Dataset items

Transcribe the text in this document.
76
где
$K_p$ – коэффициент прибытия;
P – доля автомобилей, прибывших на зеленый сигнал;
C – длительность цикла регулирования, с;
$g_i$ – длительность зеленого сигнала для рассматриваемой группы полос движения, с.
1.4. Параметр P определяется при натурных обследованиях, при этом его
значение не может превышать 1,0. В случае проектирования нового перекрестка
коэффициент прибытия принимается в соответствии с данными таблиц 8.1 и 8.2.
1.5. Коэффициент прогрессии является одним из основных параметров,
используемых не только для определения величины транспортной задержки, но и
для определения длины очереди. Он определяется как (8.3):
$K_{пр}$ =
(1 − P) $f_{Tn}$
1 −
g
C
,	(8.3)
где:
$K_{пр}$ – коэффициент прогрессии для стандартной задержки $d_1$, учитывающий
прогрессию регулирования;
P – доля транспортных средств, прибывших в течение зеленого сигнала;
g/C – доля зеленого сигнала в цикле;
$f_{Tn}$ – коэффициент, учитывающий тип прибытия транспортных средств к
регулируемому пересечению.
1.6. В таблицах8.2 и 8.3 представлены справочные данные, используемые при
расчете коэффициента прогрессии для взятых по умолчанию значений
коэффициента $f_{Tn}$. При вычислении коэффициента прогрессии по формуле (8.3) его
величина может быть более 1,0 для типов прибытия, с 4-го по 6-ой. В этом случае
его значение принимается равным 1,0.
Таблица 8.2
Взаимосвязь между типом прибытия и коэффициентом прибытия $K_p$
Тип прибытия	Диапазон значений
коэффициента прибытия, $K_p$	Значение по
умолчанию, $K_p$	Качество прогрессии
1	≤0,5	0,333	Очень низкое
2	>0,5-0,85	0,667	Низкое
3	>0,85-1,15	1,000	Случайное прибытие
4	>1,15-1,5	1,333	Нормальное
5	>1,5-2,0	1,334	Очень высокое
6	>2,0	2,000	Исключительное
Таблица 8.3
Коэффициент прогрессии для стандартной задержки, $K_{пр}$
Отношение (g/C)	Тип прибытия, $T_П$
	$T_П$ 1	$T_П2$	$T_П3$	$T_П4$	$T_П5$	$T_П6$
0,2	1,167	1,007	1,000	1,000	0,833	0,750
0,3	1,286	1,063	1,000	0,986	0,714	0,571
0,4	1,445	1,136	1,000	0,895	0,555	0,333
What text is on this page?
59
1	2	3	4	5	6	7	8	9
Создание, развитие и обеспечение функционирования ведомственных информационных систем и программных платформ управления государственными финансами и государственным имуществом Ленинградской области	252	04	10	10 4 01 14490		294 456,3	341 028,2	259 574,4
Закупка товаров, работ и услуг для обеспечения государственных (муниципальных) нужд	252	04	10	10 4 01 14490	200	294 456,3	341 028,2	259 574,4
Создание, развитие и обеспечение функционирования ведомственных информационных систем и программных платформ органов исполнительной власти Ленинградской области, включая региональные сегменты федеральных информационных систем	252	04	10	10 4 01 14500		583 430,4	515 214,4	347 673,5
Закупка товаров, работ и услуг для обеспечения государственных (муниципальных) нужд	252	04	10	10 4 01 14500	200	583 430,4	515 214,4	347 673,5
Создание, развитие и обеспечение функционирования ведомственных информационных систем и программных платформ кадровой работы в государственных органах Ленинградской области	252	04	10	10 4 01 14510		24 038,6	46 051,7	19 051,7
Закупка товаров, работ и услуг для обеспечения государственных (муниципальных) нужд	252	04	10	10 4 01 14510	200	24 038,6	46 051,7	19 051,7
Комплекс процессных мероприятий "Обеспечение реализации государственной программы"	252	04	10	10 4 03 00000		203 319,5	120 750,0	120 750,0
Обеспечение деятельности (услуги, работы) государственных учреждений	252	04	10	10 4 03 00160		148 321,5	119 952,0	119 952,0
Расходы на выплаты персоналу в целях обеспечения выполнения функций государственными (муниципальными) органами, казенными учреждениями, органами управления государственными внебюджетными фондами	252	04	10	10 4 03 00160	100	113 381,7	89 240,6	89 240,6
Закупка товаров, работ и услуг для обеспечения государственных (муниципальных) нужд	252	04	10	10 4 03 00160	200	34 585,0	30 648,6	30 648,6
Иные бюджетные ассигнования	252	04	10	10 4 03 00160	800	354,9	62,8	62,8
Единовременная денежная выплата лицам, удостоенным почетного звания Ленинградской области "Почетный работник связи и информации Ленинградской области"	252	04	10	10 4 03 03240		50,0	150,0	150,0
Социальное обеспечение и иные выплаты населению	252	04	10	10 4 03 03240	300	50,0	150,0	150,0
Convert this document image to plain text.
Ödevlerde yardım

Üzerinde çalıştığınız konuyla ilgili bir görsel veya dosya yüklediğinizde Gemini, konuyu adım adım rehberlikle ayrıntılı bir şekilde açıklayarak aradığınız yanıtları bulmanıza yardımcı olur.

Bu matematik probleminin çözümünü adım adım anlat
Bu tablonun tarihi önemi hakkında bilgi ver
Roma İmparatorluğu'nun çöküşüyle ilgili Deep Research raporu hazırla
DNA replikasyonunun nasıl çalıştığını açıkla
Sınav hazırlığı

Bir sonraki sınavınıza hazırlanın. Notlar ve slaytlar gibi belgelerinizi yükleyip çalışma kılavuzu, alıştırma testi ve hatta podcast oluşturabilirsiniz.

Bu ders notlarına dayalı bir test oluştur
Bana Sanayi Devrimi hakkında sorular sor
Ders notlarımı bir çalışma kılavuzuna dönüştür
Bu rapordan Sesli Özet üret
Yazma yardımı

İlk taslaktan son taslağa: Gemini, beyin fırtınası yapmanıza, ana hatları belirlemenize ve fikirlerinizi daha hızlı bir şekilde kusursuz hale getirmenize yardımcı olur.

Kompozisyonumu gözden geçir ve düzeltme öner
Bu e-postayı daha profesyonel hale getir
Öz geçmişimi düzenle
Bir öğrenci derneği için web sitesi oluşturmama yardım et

#### What this task involves:
Identify the lines in the entries above that contain "нужд", then copy them out.

#### Expected output:
Закупка товаров, работ и услуг для обеспечения государственных (муниципальных) нужд	252	04	10	10 4 01 14490	200	294 456,3	341 028,2	259 574,4
Закупка товаров, работ и услуг для обеспечения государственных (муниципальных) нужд	252	04	10	10 4 01 14500	200	583 430,4	515 214,4	347 673,5
Закупка товаров, работ и услуг для обеспечения государственных (муниципальных) нужд	252	04	10	10 4 01 14510	200	24 038,6	46 051,7	19 051,7
Закупка товаров, работ и услуг для обеспечения государственных (муниципальных) нужд	252	04	10	10 4 03 00160	200	34 585,0	30 648,6	30 648,6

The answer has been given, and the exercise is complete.